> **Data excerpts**

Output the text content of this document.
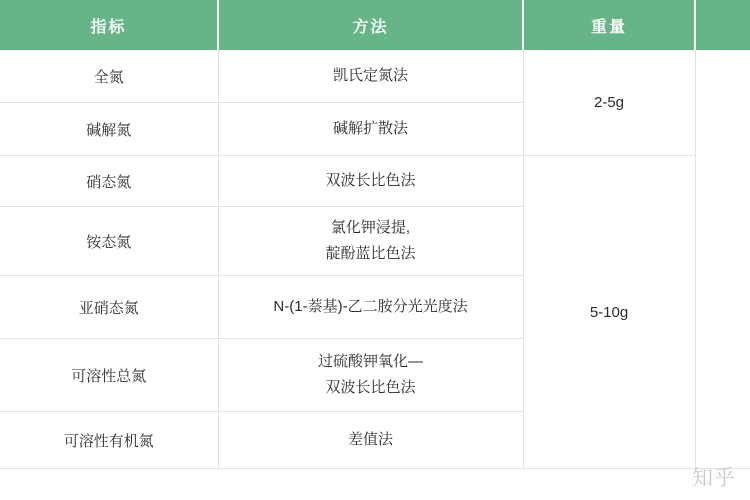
指标	方法	重量	
全氮	凯氏定氮法	2-5g	
碱解氮	碱解扩散法		

硝态氮	双波长比色法	5-10g	
铵态氮	氯化钾浸提,
靛酚蓝比色法		

亚硝态氮	N-(1-萘基)-乙二胺分光光度法		

可溶性总氮	过硫酸钾氧化—
双波长比色法		

可溶性有机氮	差值法		
知乎
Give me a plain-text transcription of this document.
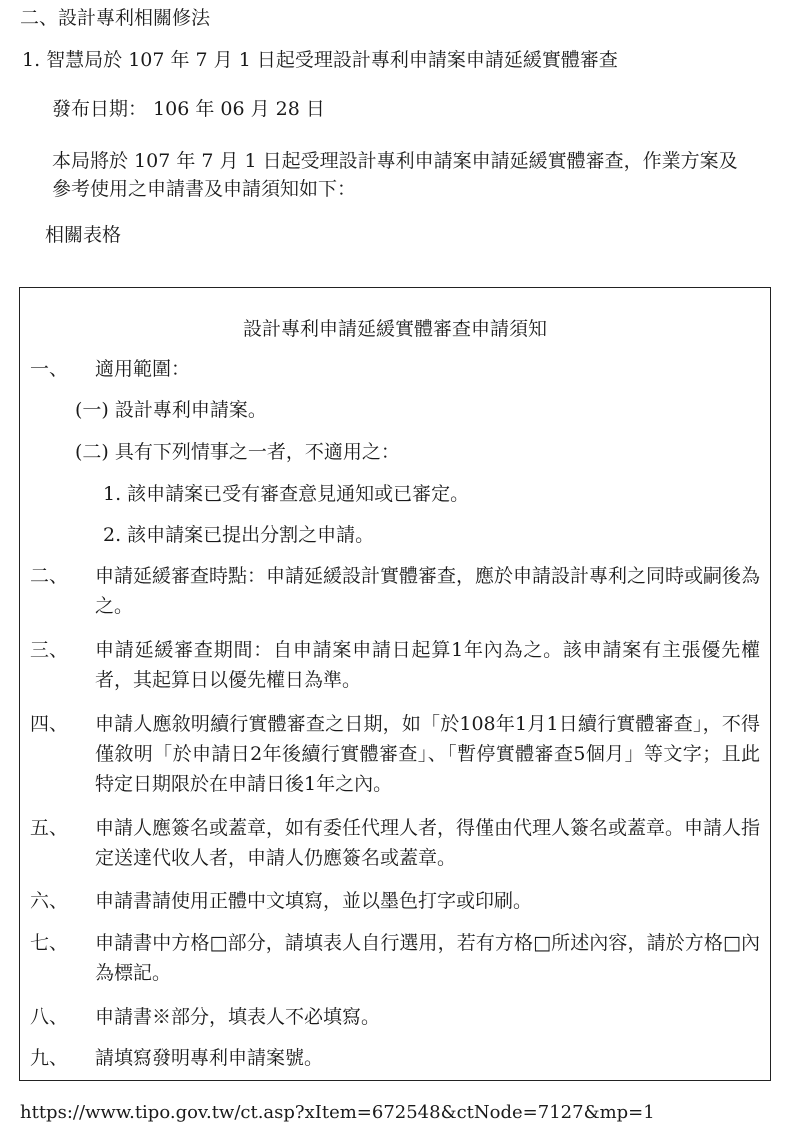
二、設計專利相關修法
1. 智慧局於 107 年 7 月 1 日起受理設計專利申請案申請延緩實體審查
發布日期： 106 年 06 月 28 日
本局將於 107 年 7 月 1 日起受理設計專利申請案申請延緩實體審查，作業方案及參考使用之申請書及申請須知如下：
相關表格
設計專利申請延緩實體審查申請須知
一、 適用範圍：
(一) 設計專利申請案。
(二) 具有下列情事之一者，不適用之：
1. 該申請案已受有審查意見通知或已審定。
2. 該申請案已提出分割之申請。
二、 申請延緩審查時點：申請延緩設計實體審查，應於申請設計專利之同時或嗣後為之。
三、 申請延緩審查期間：自申請案申請日起算1年內為之。該申請案有主張優先權者，其起算日以優先權日為準。
四、 申請人應敘明續行實體審查之日期，如「於108年1月1日續行實體審查」，不得僅敘明「於申請日2年後續行實體審查」、「暫停實體審查5個月」等文字；且此特定日期限於在申請日後1年之內。
五、 申請人應簽名或蓋章，如有委任代理人者，得僅由代理人簽名或蓋章。申請人指定送達代收人者，申請人仍應簽名或蓋章。
六、 申請書請使用正體中文填寫，並以墨色打字或印刷。
七、 申請書中方格□部分，請填表人自行選用，若有方格□所述內容，請於方格□內為標記。
八、 申請書※部分，填表人不必填寫。
九、 請填寫發明專利申請案號。
https://www.tipo.gov.tw/ct.asp?xItem=672548&ctNode=7127&mp=1
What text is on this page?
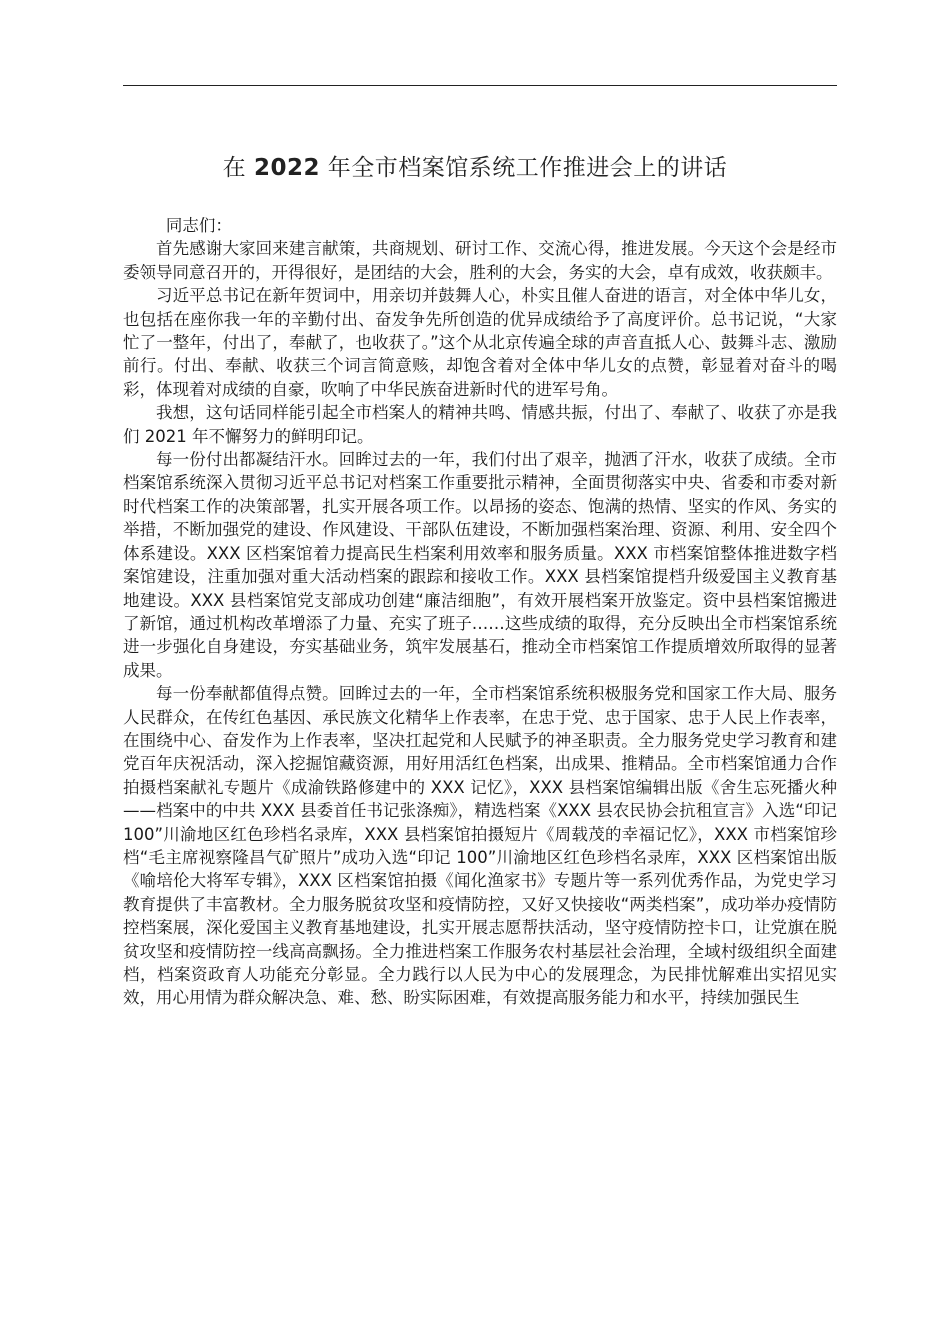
在 2022 年全市档案馆系统工作推进会上的讲话

同志们：

首先感谢大家回来建言献策，共商规划、研讨工作、交流心得，推进发展。今天这个会是经市委领导同意召开的，开得很好，是团结的大会，胜利的大会，务实的大会，卓有成效，收获颇丰。

习近平总书记在新年贺词中，用亲切并鼓舞人心，朴实且催人奋进的语言，对全体中华儿女，也包括在座你我一年的辛勤付出、奋发争先所创造的优异成绩给予了高度评价。总书记说，“大家忙了一整年，付出了，奉献了，也收获了。”这个从北京传遍全球的声音直抵人心、鼓舞斗志、激励前行。付出、奉献、收获三个词言简意赅，却饱含着对全体中华儿女的点赞，彰显着对奋斗的喝彩，体现着对成绩的自豪，吹响了中华民族奋进新时代的进军号角。

我想，这句话同样能引起全市档案人的精神共鸣、情感共振，付出了、奉献了、收获了亦是我们 2021 年不懈努力的鲜明印记。

每一份付出都凝结汗水。回眸过去的一年，我们付出了艰辛，抛洒了汗水，收获了成绩。全市档案馆系统深入贯彻习近平总书记对档案工作重要批示精神，全面贯彻落实中央、省委和市委对新时代档案工作的决策部署，扎实开展各项工作。以昂扬的姿态、饱满的热情、坚实的作风、务实的举措，不断加强党的建设、作风建设、干部队伍建设，不断加强档案治理、资源、利用、安全四个体系建设。XXX 区档案馆着力提高民生档案利用效率和服务质量。XXX 市档案馆整体推进数字档案馆建设，注重加强对重大活动档案的跟踪和接收工作。XXX 县档案馆提档升级爱国主义教育基地建设。XXX 县档案馆党支部成功创建“廉洁细胞”，有效开展档案开放鉴定。资中县档案馆搬进了新馆，通过机构改革增添了力量、充实了班子……这些成绩的取得，充分反映出全市档案馆系统进一步强化自身建设，夯实基础业务，筑牢发展基石，推动全市档案馆工作提质增效所取得的显著成果。

每一份奉献都值得点赞。回眸过去的一年，全市档案馆系统积极服务党和国家工作大局、服务人民群众，在传红色基因、承民族文化精华上作表率，在忠于党、忠于国家、忠于人民上作表率，在围绕中心、奋发作为上作表率，坚决扛起党和人民赋予的神圣职责。全力服务党史学习教育和建党百年庆祝活动，深入挖掘馆藏资源，用好用活红色档案，出成果、推精品。全市档案馆通力合作拍摄档案献礼专题片《成渝铁路修建中的 XXX 记忆》，XXX 县档案馆编辑出版《舍生忘死播火种——档案中的中共 XXX 县委首任书记张涤痴》，精选档案《XXX 县农民协会抗租宣言》入选“印记 100”川渝地区红色珍档名录库，XXX 县档案馆拍摄短片《周载茂的幸福记忆》，XXX 市档案馆珍档“毛主席视察隆昌气矿照片”成功入选“印记 100”川渝地区红色珍档名录库，XXX 区档案馆出版《喻培伦大将军专辑》，XXX 区档案馆拍摄《闻化渔家书》专题片等一系列优秀作品，为党史学习教育提供了丰富教材。全力服务脱贫攻坚和疫情防控，又好又快接收“两类档案”，成功举办疫情防控档案展，深化爱国主义教育基地建设，扎实开展志愿帮扶活动，坚守疫情防控卡口，让党旗在脱贫攻坚和疫情防控一线高高飘扬。全力推进档案工作服务农村基层社会治理，全域村级组织全面建档，档案资政育人功能充分彰显。全力践行以人民为中心的发展理念，为民排忧解难出实招见实效，用心用情为群众解决急、难、愁、盼实际困难，有效提高服务能力和水平，持续加强民生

> **Your goal**
Which lines contain the word "日起受理設計專利申請案申請延緩實體審查"? Return each of them.

> **Output**
1. 智慧局於 107 年 7 月 1 日起受理設計專利申請案申請延緩實體審查
本局將於 107 年 7 月 1 日起受理設計專利申請案申請延緩實體審查，作業方案及參考使用之申請書及申請須知如下：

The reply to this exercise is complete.